▶ **Task instructions**: In this exercise, return the whole listing exactly, excluding any images.

▶ **Data in this exercise**:
%%
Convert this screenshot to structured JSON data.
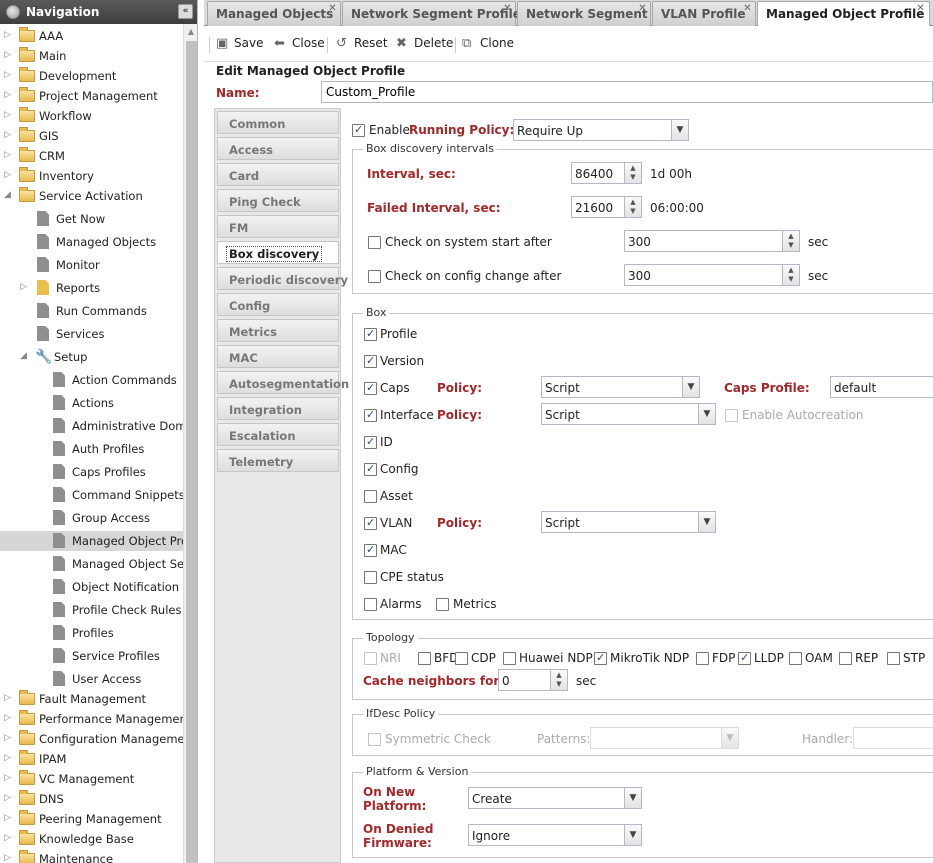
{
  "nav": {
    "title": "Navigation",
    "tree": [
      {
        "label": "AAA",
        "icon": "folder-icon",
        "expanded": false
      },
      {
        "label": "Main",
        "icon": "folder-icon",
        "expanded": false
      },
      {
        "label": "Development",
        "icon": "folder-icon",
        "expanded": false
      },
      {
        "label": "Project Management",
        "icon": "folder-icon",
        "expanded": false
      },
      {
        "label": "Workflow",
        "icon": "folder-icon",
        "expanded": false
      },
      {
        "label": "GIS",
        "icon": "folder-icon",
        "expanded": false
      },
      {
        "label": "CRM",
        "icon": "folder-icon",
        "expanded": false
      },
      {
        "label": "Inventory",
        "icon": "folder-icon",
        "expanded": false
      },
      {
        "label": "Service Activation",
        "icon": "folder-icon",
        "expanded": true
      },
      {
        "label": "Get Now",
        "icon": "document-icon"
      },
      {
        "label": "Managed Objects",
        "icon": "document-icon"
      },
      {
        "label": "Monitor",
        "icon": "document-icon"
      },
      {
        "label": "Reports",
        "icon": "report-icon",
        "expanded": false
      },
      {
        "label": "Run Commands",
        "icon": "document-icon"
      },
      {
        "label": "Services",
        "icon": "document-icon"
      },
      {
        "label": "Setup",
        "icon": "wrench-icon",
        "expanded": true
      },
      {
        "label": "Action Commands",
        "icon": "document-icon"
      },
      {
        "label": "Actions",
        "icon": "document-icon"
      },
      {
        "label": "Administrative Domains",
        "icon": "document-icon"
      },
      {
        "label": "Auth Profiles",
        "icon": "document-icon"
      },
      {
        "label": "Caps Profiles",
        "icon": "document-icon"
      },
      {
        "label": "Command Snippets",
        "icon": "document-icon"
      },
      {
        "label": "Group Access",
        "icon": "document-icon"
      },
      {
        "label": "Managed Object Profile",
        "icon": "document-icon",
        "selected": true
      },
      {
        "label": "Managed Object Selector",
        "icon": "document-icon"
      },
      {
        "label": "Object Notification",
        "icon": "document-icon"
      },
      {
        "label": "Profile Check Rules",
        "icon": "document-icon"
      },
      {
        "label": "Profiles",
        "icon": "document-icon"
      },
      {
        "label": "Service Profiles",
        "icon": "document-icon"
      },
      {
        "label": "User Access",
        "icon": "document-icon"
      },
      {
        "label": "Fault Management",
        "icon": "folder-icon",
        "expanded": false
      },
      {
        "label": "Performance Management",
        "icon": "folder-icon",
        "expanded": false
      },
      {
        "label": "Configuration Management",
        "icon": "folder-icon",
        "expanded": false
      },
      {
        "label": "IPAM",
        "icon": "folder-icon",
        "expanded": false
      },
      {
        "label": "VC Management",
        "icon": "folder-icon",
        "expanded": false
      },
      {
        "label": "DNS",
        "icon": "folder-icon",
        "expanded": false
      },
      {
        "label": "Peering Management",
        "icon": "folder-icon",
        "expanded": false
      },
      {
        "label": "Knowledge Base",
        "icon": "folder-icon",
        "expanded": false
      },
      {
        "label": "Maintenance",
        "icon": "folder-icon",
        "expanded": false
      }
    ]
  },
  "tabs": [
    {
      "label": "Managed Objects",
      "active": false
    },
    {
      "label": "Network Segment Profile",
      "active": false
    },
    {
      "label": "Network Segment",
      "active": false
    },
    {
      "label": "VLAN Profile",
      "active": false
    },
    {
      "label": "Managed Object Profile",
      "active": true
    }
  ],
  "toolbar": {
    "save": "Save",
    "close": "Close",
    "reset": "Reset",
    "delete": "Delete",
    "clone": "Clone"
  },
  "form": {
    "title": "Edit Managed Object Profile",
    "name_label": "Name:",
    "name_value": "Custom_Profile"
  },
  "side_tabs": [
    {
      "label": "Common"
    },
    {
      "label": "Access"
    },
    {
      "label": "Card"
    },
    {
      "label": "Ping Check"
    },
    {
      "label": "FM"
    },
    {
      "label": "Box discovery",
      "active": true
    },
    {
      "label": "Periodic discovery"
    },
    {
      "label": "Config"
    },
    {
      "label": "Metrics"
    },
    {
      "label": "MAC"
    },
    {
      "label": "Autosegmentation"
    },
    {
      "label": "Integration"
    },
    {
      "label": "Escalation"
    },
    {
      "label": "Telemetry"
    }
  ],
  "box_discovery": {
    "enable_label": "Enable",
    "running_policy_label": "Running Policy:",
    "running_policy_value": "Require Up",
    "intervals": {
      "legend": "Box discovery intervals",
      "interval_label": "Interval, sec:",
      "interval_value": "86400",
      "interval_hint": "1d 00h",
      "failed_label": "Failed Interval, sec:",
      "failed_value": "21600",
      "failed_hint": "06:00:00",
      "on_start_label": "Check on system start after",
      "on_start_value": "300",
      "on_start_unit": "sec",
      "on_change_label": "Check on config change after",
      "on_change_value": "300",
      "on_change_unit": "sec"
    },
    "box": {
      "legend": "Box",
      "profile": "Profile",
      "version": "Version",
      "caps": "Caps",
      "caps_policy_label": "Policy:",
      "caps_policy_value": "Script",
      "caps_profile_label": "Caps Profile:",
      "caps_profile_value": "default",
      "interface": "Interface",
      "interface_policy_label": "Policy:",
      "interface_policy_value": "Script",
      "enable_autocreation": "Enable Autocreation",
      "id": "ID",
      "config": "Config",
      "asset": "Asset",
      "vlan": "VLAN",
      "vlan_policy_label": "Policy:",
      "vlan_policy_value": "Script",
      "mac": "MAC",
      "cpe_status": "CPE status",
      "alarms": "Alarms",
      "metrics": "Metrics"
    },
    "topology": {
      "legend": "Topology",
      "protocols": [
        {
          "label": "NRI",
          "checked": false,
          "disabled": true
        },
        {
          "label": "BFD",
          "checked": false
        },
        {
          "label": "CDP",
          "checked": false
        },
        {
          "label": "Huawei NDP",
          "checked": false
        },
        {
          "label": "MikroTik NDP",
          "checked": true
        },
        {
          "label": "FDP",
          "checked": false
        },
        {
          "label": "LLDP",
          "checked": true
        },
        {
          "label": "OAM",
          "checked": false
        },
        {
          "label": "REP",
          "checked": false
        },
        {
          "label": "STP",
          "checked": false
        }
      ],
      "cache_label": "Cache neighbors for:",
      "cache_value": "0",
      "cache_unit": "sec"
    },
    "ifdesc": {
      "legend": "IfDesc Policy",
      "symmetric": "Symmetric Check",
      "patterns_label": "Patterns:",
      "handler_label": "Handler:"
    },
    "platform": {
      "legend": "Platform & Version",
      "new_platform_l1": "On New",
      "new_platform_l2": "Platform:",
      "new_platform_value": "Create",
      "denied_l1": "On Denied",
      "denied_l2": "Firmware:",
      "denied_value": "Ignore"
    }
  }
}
%%
▶ **Answer to this task**:
Convert this screenshot to structured JSON data.
{
  "nav": {
    "title": "Navigation",
    "tree": [
      {
        "label": "AAA",
        "icon": "folder-icon",
        "expanded": false
      },
      {
        "label": "Main",
        "icon": "folder-icon",
        "expanded": false
      },
      {
        "label": "Development",
        "icon": "folder-icon",
        "expanded": false
      },
      {
        "label": "Project Management",
        "icon": "folder-icon",
        "expanded": false
      },
      {
        "label": "Workflow",
        "icon": "folder-icon",
        "expanded": false
      },
      {
        "label": "GIS",
        "icon": "folder-icon",
        "expanded": false
      },
      {
        "label": "CRM",
        "icon": "folder-icon",
        "expanded": false
      },
      {
        "label": "Inventory",
        "icon": "folder-icon",
        "expanded": false
      },
      {
        "label": "Service Activation",
        "icon": "folder-icon",
        "expanded": true
      },
      {
        "label": "Get Now",
        "icon": "document-icon"
      },
      {
        "label": "Managed Objects",
        "icon": "document-icon"
      },
      {
        "label": "Monitor",
        "icon": "document-icon"
      },
      {
        "label": "Reports",
        "icon": "report-icon",
        "expanded": false
      },
      {
        "label": "Run Commands",
        "icon": "document-icon"
      },
      {
        "label": "Services",
        "icon": "document-icon"
      },
      {
        "label": "Setup",
        "icon": "wrench-icon",
        "expanded": true
      },
      {
        "label": "Action Commands",
        "icon": "document-icon"
      },
      {
        "label": "Actions",
        "icon": "document-icon"
      },
      {
        "label": "Administrative Domains",
        "icon": "document-icon"
      },
      {
        "label": "Auth Profiles",
        "icon": "document-icon"
      },
      {
        "label": "Caps Profiles",
        "icon": "document-icon"
      },
      {
        "label": "Command Snippets",
        "icon": "document-icon"
      },
      {
        "label": "Group Access",
        "icon": "document-icon"
      },
      {
        "label": "Managed Object Profile",
        "icon": "document-icon",
        "selected": true
      },
      {
        "label": "Managed Object Selector",
        "icon": "document-icon"
      },
      {
        "label": "Object Notification",
        "icon": "document-icon"
      },
      {
        "label": "Profile Check Rules",
        "icon": "document-icon"
      },
      {
        "label": "Profiles",
        "icon": "document-icon"
      },
      {
        "label": "Service Profiles",
        "icon": "document-icon"
      },
      {
        "label": "User Access",
        "icon": "document-icon"
      },
      {
        "label": "Fault Management",
        "icon": "folder-icon",
        "expanded": false
      },
      {
        "label": "Performance Management",
        "icon": "folder-icon",
        "expanded": false
      },
      {
        "label": "Configuration Management",
        "icon": "folder-icon",
        "expanded": false
      },
      {
        "label": "IPAM",
        "icon": "folder-icon",
        "expanded": false
      },
      {
        "label": "VC Management",
        "icon": "folder-icon",
        "expanded": false
      },
      {
        "label": "DNS",
        "icon": "folder-icon",
        "expanded": false
      },
      {
        "label": "Peering Management",
        "icon": "folder-icon",
        "expanded": false
      },
      {
        "label": "Knowledge Base",
        "icon": "folder-icon",
        "expanded": false
      },
      {
        "label": "Maintenance",
        "icon": "folder-icon",
        "expanded": false
      }
    ]
  },
  "tabs": [
    {
      "label": "Managed Objects",
      "active": false
    },
    {
      "label": "Network Segment Profile",
      "active": false
    },
    {
      "label": "Network Segment",
      "active": false
    },
    {
      "label": "VLAN Profile",
      "active": false
    },
    {
      "label": "Managed Object Profile",
      "active": true
    }
  ],
  "toolbar": {
    "save": "Save",
    "close": "Close",
    "reset": "Reset",
    "delete": "Delete",
    "clone": "Clone"
  },
  "form": {
    "title": "Edit Managed Object Profile",
    "name_label": "Name:",
    "name_value": "Custom_Profile"
  },
  "side_tabs": [
    {
      "label": "Common"
    },
    {
      "label": "Access"
    },
    {
      "label": "Card"
    },
    {
      "label": "Ping Check"
    },
    {
      "label": "FM"
    },
    {
      "label": "Box discovery",
      "active": true
    },
    {
      "label": "Periodic discovery"
    },
    {
      "label": "Config"
    },
    {
      "label": "Metrics"
    },
    {
      "label": "MAC"
    },
    {
      "label": "Autosegmentation"
    },
    {
      "label": "Integration"
    },
    {
      "label": "Escalation"
    },
    {
      "label": "Telemetry"
    }
  ],
  "box_discovery": {
    "enable_label": "Enable",
    "running_policy_label": "Running Policy:",
    "running_policy_value": "Require Up",
    "intervals": {
      "legend": "Box discovery intervals",
      "interval_label": "Interval, sec:",
      "interval_value": "86400",
      "interval_hint": "1d 00h",
      "failed_label": "Failed Interval, sec:",
      "failed_value": "21600",
      "failed_hint": "06:00:00",
      "on_start_label": "Check on system start after",
      "on_start_value": "300",
      "on_start_unit": "sec",
      "on_change_label": "Check on config change after",
      "on_change_value": "300",
      "on_change_unit": "sec"
    },
    "box": {
      "legend": "Box",
      "profile": "Profile",
      "version": "Version",
      "caps": "Caps",
      "caps_policy_label": "Policy:",
      "caps_policy_value": "Script",
      "caps_profile_label": "Caps Profile:",
      "caps_profile_value": "default",
      "interface": "Interface",
      "interface_policy_label": "Policy:",
      "interface_policy_value": "Script",
      "enable_autocreation": "Enable Autocreation",
      "id": "ID",
      "config": "Config",
      "asset": "Asset",
      "vlan": "VLAN",
      "vlan_policy_label": "Policy:",
      "vlan_policy_value": "Script",
      "mac": "MAC",
      "cpe_status": "CPE status",
      "alarms": "Alarms",
      "metrics": "Metrics"
    },
    "topology": {
      "legend": "Topology",
      "protocols": [
        {
          "label": "NRI",
          "checked": false,
          "disabled": true
        },
        {
          "label": "BFD",
          "checked": false
        },
        {
          "label": "CDP",
          "checked": false
        },
        {
          "label": "Huawei NDP",
          "checked": false
        },
        {
          "label": "MikroTik NDP",
          "checked": true
        },
        {
          "label": "FDP",
          "checked": false
        },
        {
          "label": "LLDP",
          "checked": true
        },
        {
          "label": "OAM",
          "checked": false
        },
        {
          "label": "REP",
          "checked": false
        },
        {
          "label": "STP",
          "checked": false
        }
      ],
      "cache_label": "Cache neighbors for:",
      "cache_value": "0",
      "cache_unit": "sec"
    },
    "ifdesc": {
      "legend": "IfDesc Policy",
      "symmetric": "Symmetric Check",
      "patterns_label": "Patterns:",
      "handler_label": "Handler:"
    },
    "platform": {
      "legend": "Platform & Version",
      "new_platform_l1": "On New",
      "new_platform_l2": "Platform:",
      "new_platform_value": "Create",
      "denied_l1": "On Denied",
      "denied_l2": "Firmware:",
      "denied_value": "Ignore"
    }
  }
}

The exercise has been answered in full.